## GIVEN TASK
Give the data below again exactly as written, without its pictures.
··· DATA ROWS
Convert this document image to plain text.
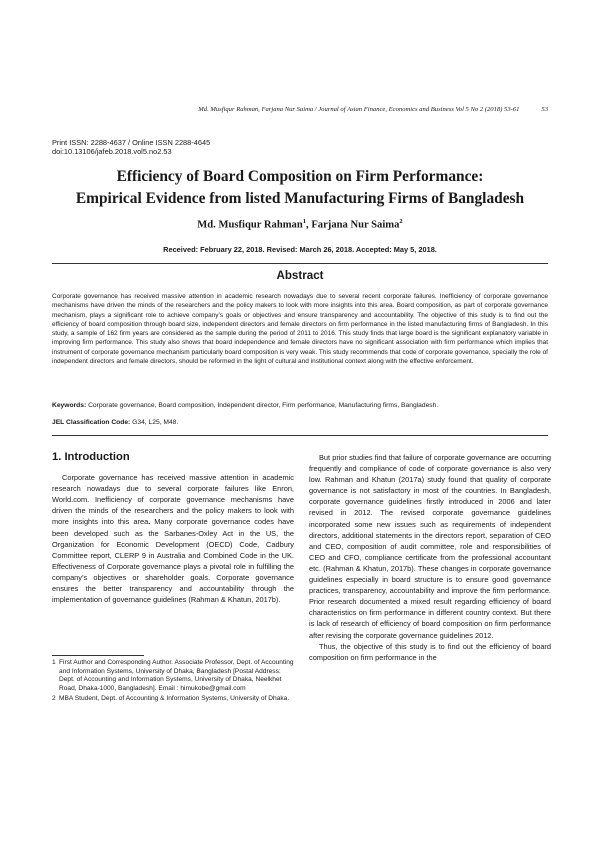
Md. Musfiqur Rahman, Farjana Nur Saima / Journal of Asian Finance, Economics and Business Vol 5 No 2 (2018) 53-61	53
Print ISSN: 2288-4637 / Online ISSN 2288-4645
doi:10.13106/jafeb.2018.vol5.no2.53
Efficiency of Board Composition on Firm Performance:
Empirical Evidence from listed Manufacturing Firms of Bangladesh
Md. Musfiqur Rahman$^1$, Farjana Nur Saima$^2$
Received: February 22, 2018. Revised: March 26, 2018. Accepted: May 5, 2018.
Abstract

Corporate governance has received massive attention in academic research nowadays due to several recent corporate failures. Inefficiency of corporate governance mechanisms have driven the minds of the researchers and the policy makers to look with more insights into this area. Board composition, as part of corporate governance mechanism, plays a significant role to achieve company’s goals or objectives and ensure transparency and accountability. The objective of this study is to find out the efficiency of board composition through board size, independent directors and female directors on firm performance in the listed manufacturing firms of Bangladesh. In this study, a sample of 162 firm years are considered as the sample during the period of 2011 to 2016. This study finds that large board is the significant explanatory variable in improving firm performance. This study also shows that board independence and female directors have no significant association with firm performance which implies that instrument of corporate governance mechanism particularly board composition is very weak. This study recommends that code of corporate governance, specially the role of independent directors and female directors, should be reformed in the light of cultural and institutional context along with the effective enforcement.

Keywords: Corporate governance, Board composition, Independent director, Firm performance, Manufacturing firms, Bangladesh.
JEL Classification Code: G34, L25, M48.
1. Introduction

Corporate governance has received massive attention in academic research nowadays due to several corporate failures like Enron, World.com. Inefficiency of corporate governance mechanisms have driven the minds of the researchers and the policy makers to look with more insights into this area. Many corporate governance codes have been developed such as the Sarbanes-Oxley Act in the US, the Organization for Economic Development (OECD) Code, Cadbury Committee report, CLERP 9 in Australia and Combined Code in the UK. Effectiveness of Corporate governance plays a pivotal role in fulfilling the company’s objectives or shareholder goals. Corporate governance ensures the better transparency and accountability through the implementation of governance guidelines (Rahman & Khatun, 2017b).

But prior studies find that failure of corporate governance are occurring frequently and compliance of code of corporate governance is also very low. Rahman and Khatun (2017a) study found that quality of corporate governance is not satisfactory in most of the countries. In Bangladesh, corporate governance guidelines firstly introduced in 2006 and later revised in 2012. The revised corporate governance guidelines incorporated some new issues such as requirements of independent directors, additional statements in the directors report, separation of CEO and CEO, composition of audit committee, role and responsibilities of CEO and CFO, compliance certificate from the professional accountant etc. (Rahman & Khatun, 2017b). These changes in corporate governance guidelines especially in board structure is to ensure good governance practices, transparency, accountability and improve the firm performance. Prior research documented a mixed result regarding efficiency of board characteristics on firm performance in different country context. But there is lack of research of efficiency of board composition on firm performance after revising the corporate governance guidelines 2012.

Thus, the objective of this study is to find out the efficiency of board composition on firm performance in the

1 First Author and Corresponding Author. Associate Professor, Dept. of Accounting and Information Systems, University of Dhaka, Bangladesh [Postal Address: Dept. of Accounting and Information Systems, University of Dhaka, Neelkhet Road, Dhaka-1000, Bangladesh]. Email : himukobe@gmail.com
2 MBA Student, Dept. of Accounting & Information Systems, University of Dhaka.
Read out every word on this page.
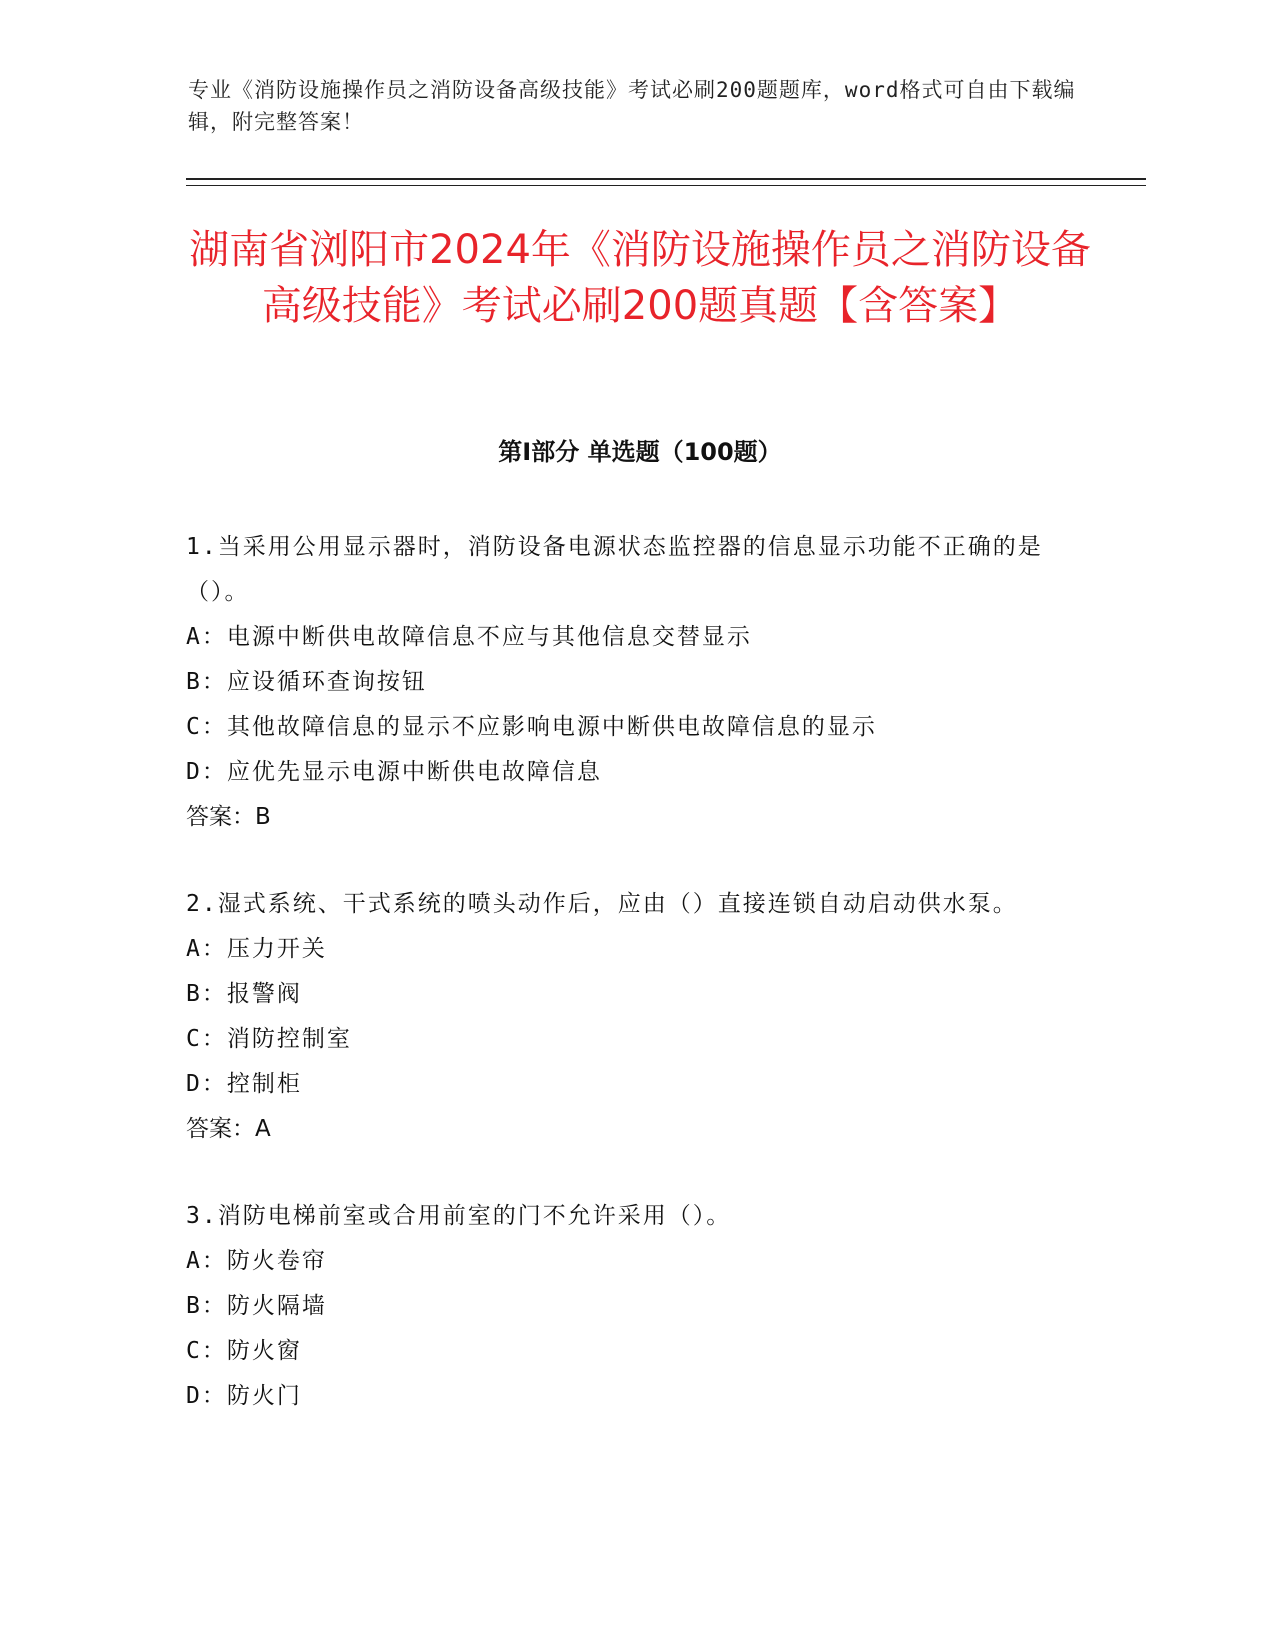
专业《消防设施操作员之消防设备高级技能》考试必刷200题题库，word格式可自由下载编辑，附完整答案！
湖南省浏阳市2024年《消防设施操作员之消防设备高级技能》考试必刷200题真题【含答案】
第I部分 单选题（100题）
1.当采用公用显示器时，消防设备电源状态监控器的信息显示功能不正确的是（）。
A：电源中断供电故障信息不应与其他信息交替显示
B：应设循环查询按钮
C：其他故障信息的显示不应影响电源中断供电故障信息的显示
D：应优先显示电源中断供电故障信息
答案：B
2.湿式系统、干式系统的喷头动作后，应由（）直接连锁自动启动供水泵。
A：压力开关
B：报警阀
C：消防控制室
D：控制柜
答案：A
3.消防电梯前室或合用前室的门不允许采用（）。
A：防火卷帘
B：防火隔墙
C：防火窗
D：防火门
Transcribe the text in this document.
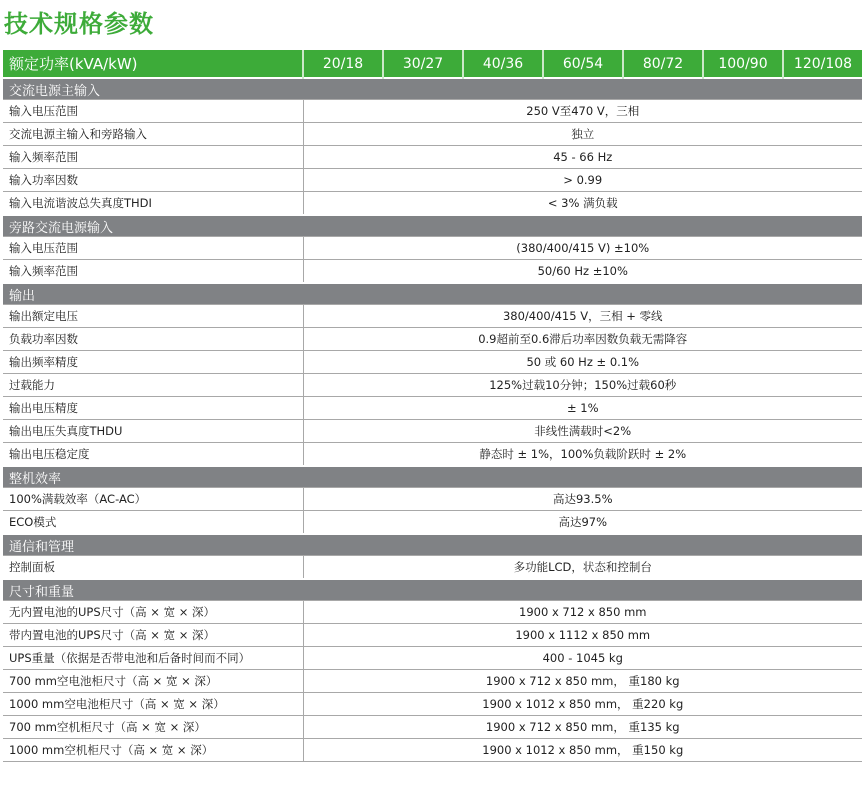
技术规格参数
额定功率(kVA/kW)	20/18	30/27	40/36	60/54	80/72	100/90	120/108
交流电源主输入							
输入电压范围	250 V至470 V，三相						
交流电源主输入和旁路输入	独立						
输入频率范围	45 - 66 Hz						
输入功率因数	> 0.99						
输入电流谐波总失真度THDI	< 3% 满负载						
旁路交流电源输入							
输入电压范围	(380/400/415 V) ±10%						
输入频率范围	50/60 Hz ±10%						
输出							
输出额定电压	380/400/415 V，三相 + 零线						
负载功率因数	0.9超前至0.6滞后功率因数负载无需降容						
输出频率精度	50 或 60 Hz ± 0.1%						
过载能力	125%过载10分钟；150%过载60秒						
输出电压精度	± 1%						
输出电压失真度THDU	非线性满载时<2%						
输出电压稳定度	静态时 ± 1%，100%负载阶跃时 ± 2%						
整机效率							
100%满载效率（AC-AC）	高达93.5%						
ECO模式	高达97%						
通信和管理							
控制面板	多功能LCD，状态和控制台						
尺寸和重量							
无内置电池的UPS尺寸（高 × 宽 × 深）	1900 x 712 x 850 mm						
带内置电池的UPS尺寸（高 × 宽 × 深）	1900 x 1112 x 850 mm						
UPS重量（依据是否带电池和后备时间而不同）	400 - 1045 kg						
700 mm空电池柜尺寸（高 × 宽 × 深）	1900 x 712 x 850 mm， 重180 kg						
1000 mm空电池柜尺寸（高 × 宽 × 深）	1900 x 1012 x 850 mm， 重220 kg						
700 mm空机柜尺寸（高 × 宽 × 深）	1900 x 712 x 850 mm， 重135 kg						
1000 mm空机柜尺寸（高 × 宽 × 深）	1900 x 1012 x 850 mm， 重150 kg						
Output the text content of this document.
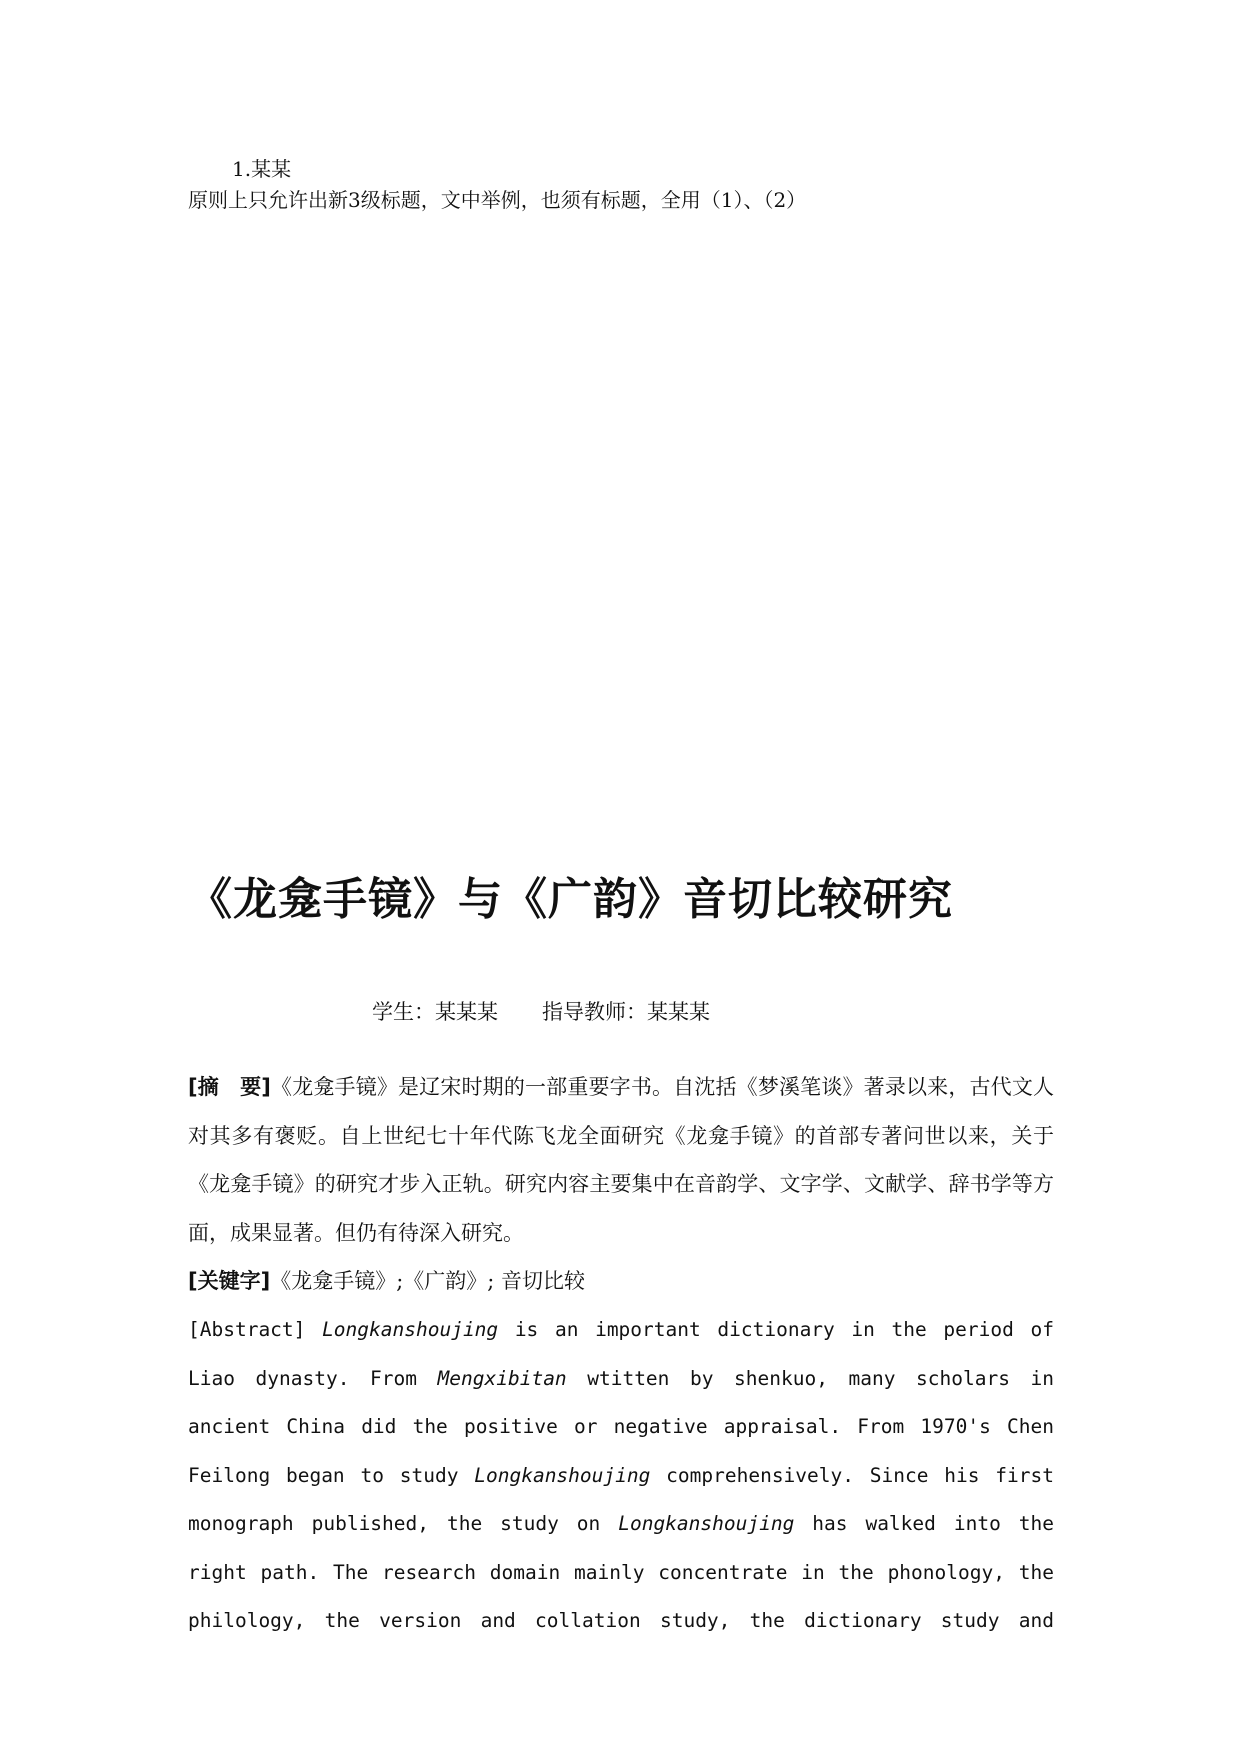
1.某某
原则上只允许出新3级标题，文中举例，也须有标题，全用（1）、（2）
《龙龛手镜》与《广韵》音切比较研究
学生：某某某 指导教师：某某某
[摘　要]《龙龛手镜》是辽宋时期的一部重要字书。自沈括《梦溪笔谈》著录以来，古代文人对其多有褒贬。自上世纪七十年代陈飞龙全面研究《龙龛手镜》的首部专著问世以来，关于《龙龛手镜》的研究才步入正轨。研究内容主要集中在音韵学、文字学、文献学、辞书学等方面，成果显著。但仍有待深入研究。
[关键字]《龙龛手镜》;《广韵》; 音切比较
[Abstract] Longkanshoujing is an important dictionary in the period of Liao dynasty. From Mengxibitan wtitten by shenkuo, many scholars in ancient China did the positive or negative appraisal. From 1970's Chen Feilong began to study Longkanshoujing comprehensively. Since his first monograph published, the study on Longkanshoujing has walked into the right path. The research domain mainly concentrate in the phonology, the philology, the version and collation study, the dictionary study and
······
## SOLUTION TO THIS TASK
Convert this document image to plain text.
Md. Musfiqur Rahman, Farjana Nur Saima / Journal of Asian Finance, Economics and Business Vol 5 No 2 (2018) 53-61	53
Print ISSN: 2288-4637 / Online ISSN 2288-4645
doi:10.13106/jafeb.2018.vol5.no2.53
Efficiency of Board Composition on Firm Performance:
Empirical Evidence from listed Manufacturing Firms of Bangladesh
Md. Musfiqur Rahman$^1$, Farjana Nur Saima$^2$
Received: February 22, 2018. Revised: March 26, 2018. Accepted: May 5, 2018.
Abstract

Corporate governance has received massive attention in academic research nowadays due to several recent corporate failures. Inefficiency of corporate governance mechanisms have driven the minds of the researchers and the policy makers to look with more insights into this area. Board composition, as part of corporate governance mechanism, plays a significant role to achieve company’s goals or objectives and ensure transparency and accountability. The objective of this study is to find out the efficiency of board composition through board size, independent directors and female directors on firm performance in the listed manufacturing firms of Bangladesh. In this study, a sample of 162 firm years are considered as the sample during the period of 2011 to 2016. This study finds that large board is the significant explanatory variable in improving firm performance. This study also shows that board independence and female directors have no significant association with firm performance which implies that instrument of corporate governance mechanism particularly board composition is very weak. This study recommends that code of corporate governance, specially the role of independent directors and female directors, should be reformed in the light of cultural and institutional context along with the effective enforcement.

Keywords: Corporate governance, Board composition, Independent director, Firm performance, Manufacturing firms, Bangladesh.
JEL Classification Code: G34, L25, M48.
1. Introduction

Corporate governance has received massive attention in academic research nowadays due to several corporate failures like Enron, World.com. Inefficiency of corporate governance mechanisms have driven the minds of the researchers and the policy makers to look with more insights into this area. Many corporate governance codes have been developed such as the Sarbanes-Oxley Act in the US, the Organization for Economic Development (OECD) Code, Cadbury Committee report, CLERP 9 in Australia and Combined Code in the UK. Effectiveness of Corporate governance plays a pivotal role in fulfilling the company’s objectives or shareholder goals. Corporate governance ensures the better transparency and accountability through the implementation of governance guidelines (Rahman & Khatun, 2017b).

But prior studies find that failure of corporate governance are occurring frequently and compliance of code of corporate governance is also very low. Rahman and Khatun (2017a) study found that quality of corporate governance is not satisfactory in most of the countries. In Bangladesh, corporate governance guidelines firstly introduced in 2006 and later revised in 2012. The revised corporate governance guidelines incorporated some new issues such as requirements of independent directors, additional statements in the directors report, separation of CEO and CEO, composition of audit committee, role and responsibilities of CEO and CFO, compliance certificate from the professional accountant etc. (Rahman & Khatun, 2017b). These changes in corporate governance guidelines especially in board structure is to ensure good governance practices, transparency, accountability and improve the firm performance. Prior research documented a mixed result regarding efficiency of board characteristics on firm performance in different country context. But there is lack of research of efficiency of board composition on firm performance after revising the corporate governance guidelines 2012.

Thus, the objective of this study is to find out the efficiency of board composition on firm performance in the

1 First Author and Corresponding Author. Associate Professor, Dept. of Accounting and Information Systems, University of Dhaka, Bangladesh [Postal Address: Dept. of Accounting and Information Systems, University of Dhaka, Neelkhet Road, Dhaka-1000, Bangladesh]. Email : himukobe@gmail.com
2 MBA Student, Dept. of Accounting & Information Systems, University of Dhaka.
Read out every word on this page.
专业《消防设施操作员之消防设备高级技能》考试必刷200题题库，word格式可自由下载编辑，附完整答案！
湖南省浏阳市2024年《消防设施操作员之消防设备高级技能》考试必刷200题真题【含答案】
第I部分 单选题（100题）
1.当采用公用显示器时，消防设备电源状态监控器的信息显示功能不正确的是（）。
A：电源中断供电故障信息不应与其他信息交替显示
B：应设循环查询按钮
C：其他故障信息的显示不应影响电源中断供电故障信息的显示
D：应优先显示电源中断供电故障信息
答案：B
2.湿式系统、干式系统的喷头动作后，应由（）直接连锁自动启动供水泵。
A：压力开关
B：报警阀
C：消防控制室
D：控制柜
答案：A
3.消防电梯前室或合用前室的门不允许采用（）。
A：防火卷帘
B：防火隔墙
C：防火窗
D：防火门
Transcribe the text in this document.
技术规格参数
额定功率(kVA/kW)	20/18	30/27	40/36	60/54	80/72	100/90	120/108
交流电源主输入							
输入电压范围	250 V至470 V，三相						
交流电源主输入和旁路输入	独立						
输入频率范围	45 - 66 Hz						
输入功率因数	> 0.99						
输入电流谐波总失真度THDI	< 3% 满负载						
旁路交流电源输入							
输入电压范围	(380/400/415 V) ±10%						
输入频率范围	50/60 Hz ±10%						
输出							
输出额定电压	380/400/415 V，三相 + 零线						
负载功率因数	0.9超前至0.6滞后功率因数负载无需降容						
输出频率精度	50 或 60 Hz ± 0.1%						
过载能力	125%过载10分钟；150%过载60秒						
输出电压精度	± 1%						
输出电压失真度THDU	非线性满载时<2%						
输出电压稳定度	静态时 ± 1%，100%负载阶跃时 ± 2%						
整机效率							
100%满载效率（AC-AC）	高达93.5%						
ECO模式	高达97%						
通信和管理							
控制面板	多功能LCD，状态和控制台						
尺寸和重量							
无内置电池的UPS尺寸（高 × 宽 × 深）	1900 x 712 x 850 mm						
带内置电池的UPS尺寸（高 × 宽 × 深）	1900 x 1112 x 850 mm						
UPS重量（依据是否带电池和后备时间而不同）	400 - 1045 kg						
700 mm空电池柜尺寸（高 × 宽 × 深）	1900 x 712 x 850 mm， 重180 kg						
1000 mm空电池柜尺寸（高 × 宽 × 深）	1900 x 1012 x 850 mm， 重220 kg						
700 mm空机柜尺寸（高 × 宽 × 深）	1900 x 712 x 850 mm， 重135 kg						
1000 mm空机柜尺寸（高 × 宽 × 深）	1900 x 1012 x 850 mm， 重150 kg						
Output the text content of this document.
1.某某
原则上只允许出新3级标题，文中举例，也须有标题，全用（1）、（2）
《龙龛手镜》与《广韵》音切比较研究
学生：某某某 指导教师：某某某
[摘　要]《龙龛手镜》是辽宋时期的一部重要字书。自沈括《梦溪笔谈》著录以来，古代文人对其多有褒贬。自上世纪七十年代陈飞龙全面研究《龙龛手镜》的首部专著问世以来，关于《龙龛手镜》的研究才步入正轨。研究内容主要集中在音韵学、文字学、文献学、辞书学等方面，成果显著。但仍有待深入研究。
[关键字]《龙龛手镜》;《广韵》; 音切比较
[Abstract] Longkanshoujing is an important dictionary in the period of Liao dynasty. From Mengxibitan wtitten by shenkuo, many scholars in ancient China did the positive or negative appraisal. From 1970's Chen Feilong began to study Longkanshoujing comprehensively. Since his first monograph published, the study on Longkanshoujing has walked into the right path. The research domain mainly concentrate in the phonology, the philology, the version and collation study, the dictionary study and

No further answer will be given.